> CHALLENGE: Write down every entry below once more, exactly.

Records from a collection:
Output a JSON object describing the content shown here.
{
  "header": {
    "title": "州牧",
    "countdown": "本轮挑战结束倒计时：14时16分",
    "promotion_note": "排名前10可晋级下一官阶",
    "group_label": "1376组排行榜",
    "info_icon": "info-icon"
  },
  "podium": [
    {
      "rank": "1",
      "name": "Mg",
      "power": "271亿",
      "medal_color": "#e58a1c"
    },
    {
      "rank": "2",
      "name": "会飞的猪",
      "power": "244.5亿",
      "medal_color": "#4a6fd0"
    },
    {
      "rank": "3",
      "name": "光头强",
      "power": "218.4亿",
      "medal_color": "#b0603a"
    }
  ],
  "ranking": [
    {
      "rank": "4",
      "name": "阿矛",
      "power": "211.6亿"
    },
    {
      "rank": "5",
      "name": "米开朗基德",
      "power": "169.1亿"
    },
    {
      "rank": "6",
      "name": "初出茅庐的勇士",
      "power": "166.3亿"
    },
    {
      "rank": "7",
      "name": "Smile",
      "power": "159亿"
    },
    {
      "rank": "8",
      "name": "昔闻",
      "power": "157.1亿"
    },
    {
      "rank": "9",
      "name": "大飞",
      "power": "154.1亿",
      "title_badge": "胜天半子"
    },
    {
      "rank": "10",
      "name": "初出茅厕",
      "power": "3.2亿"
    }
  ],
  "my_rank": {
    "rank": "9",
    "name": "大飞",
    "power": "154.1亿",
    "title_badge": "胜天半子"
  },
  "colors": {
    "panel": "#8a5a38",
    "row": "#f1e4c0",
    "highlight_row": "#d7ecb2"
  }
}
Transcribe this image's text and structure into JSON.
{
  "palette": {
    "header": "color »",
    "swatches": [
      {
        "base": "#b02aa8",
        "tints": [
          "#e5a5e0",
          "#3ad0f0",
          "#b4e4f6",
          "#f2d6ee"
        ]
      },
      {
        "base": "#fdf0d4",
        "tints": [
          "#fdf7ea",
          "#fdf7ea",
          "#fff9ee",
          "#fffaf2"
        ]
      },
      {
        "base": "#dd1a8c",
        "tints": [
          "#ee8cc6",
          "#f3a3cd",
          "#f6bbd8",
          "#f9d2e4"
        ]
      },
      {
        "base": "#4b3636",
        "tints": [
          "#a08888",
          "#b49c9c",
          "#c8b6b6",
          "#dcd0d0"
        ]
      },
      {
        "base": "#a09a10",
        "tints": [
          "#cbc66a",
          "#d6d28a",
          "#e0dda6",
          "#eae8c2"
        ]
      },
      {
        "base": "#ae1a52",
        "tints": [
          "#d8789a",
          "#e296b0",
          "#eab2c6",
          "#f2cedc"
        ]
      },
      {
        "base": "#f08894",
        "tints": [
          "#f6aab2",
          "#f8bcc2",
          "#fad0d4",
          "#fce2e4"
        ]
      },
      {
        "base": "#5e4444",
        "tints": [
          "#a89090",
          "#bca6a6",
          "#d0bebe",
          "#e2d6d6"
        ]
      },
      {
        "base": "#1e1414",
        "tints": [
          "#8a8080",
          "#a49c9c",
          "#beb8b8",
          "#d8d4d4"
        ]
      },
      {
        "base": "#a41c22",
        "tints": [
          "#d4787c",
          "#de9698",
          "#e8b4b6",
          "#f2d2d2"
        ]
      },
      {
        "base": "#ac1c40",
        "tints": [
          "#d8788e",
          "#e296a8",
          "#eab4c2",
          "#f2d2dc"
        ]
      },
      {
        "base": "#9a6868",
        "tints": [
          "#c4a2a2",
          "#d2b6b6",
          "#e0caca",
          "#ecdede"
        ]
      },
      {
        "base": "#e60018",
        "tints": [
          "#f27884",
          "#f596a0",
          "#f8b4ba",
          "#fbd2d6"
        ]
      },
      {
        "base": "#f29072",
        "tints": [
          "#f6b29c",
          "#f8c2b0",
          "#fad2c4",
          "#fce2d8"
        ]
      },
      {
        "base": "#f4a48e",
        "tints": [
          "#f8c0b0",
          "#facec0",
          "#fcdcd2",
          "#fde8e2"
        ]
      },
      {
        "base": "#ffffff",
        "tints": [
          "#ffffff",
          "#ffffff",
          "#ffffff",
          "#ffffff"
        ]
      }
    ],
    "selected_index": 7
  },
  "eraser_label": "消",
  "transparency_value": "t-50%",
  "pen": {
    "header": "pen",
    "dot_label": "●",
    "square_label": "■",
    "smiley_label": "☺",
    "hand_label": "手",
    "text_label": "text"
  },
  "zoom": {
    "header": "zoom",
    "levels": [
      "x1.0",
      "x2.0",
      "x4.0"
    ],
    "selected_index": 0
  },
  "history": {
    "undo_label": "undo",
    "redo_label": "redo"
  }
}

> COMPLETE ANSWER:
Output a JSON object describing the content shown here.
{
  "header": {
    "title": "州牧",
    "countdown": "本轮挑战结束倒计时：14时16分",
    "promotion_note": "排名前10可晋级下一官阶",
    "group_label": "1376组排行榜",
    "info_icon": "info-icon"
  },
  "podium": [
    {
      "rank": "1",
      "name": "Mg",
      "power": "271亿",
      "medal_color": "#e58a1c"
    },
    {
      "rank": "2",
      "name": "会飞的猪",
      "power": "244.5亿",
      "medal_color": "#4a6fd0"
    },
    {
      "rank": "3",
      "name": "光头强",
      "power": "218.4亿",
      "medal_color": "#b0603a"
    }
  ],
  "ranking": [
    {
      "rank": "4",
      "name": "阿矛",
      "power": "211.6亿"
    },
    {
      "rank": "5",
      "name": "米开朗基德",
      "power": "169.1亿"
    },
    {
      "rank": "6",
      "name": "初出茅庐的勇士",
      "power": "166.3亿"
    },
    {
      "rank": "7",
      "name": "Smile",
      "power": "159亿"
    },
    {
      "rank": "8",
      "name": "昔闻",
      "power": "157.1亿"
    },
    {
      "rank": "9",
      "name": "大飞",
      "power": "154.1亿",
      "title_badge": "胜天半子"
    },
    {
      "rank": "10",
      "name": "初出茅厕",
      "power": "3.2亿"
    }
  ],
  "my_rank": {
    "rank": "9",
    "name": "大飞",
    "power": "154.1亿",
    "title_badge": "胜天半子"
  },
  "colors": {
    "panel": "#8a5a38",
    "row": "#f1e4c0",
    "highlight_row": "#d7ecb2"
  }
}
Transcribe this image's text and structure into JSON.
{
  "palette": {
    "header": "color »",
    "swatches": [
      {
        "base": "#b02aa8",
        "tints": [
          "#e5a5e0",
          "#3ad0f0",
          "#b4e4f6",
          "#f2d6ee"
        ]
      },
      {
        "base": "#fdf0d4",
        "tints": [
          "#fdf7ea",
          "#fdf7ea",
          "#fff9ee",
          "#fffaf2"
        ]
      },
      {
        "base": "#dd1a8c",
        "tints": [
          "#ee8cc6",
          "#f3a3cd",
          "#f6bbd8",
          "#f9d2e4"
        ]
      },
      {
        "base": "#4b3636",
        "tints": [
          "#a08888",
          "#b49c9c",
          "#c8b6b6",
          "#dcd0d0"
        ]
      },
      {
        "base": "#a09a10",
        "tints": [
          "#cbc66a",
          "#d6d28a",
          "#e0dda6",
          "#eae8c2"
        ]
      },
      {
        "base": "#ae1a52",
        "tints": [
          "#d8789a",
          "#e296b0",
          "#eab2c6",
          "#f2cedc"
        ]
      },
      {
        "base": "#f08894",
        "tints": [
          "#f6aab2",
          "#f8bcc2",
          "#fad0d4",
          "#fce2e4"
        ]
      },
      {
        "base": "#5e4444",
        "tints": [
          "#a89090",
          "#bca6a6",
          "#d0bebe",
          "#e2d6d6"
        ]
      },
      {
        "base": "#1e1414",
        "tints": [
          "#8a8080",
          "#a49c9c",
          "#beb8b8",
          "#d8d4d4"
        ]
      },
      {
        "base": "#a41c22",
        "tints": [
          "#d4787c",
          "#de9698",
          "#e8b4b6",
          "#f2d2d2"
        ]
      },
      {
        "base": "#ac1c40",
        "tints": [
          "#d8788e",
          "#e296a8",
          "#eab4c2",
          "#f2d2dc"
        ]
      },
      {
        "base": "#9a6868",
        "tints": [
          "#c4a2a2",
          "#d2b6b6",
          "#e0caca",
          "#ecdede"
        ]
      },
      {
        "base": "#e60018",
        "tints": [
          "#f27884",
          "#f596a0",
          "#f8b4ba",
          "#fbd2d6"
        ]
      },
      {
        "base": "#f29072",
        "tints": [
          "#f6b29c",
          "#f8c2b0",
          "#fad2c4",
          "#fce2d8"
        ]
      },
      {
        "base": "#f4a48e",
        "tints": [
          "#f8c0b0",
          "#facec0",
          "#fcdcd2",
          "#fde8e2"
        ]
      },
      {
        "base": "#ffffff",
        "tints": [
          "#ffffff",
          "#ffffff",
          "#ffffff",
          "#ffffff"
        ]
      }
    ],
    "selected_index": 7
  },
  "eraser_label": "消",
  "transparency_value": "t-50%",
  "pen": {
    "header": "pen",
    "dot_label": "●",
    "square_label": "■",
    "smiley_label": "☺",
    "hand_label": "手",
    "text_label": "text"
  },
  "zoom": {
    "header": "zoom",
    "levels": [
      "x1.0",
      "x2.0",
      "x4.0"
    ],
    "selected_index": 0
  },
  "history": {
    "undo_label": "undo",
    "redo_label": "redo"
  }
}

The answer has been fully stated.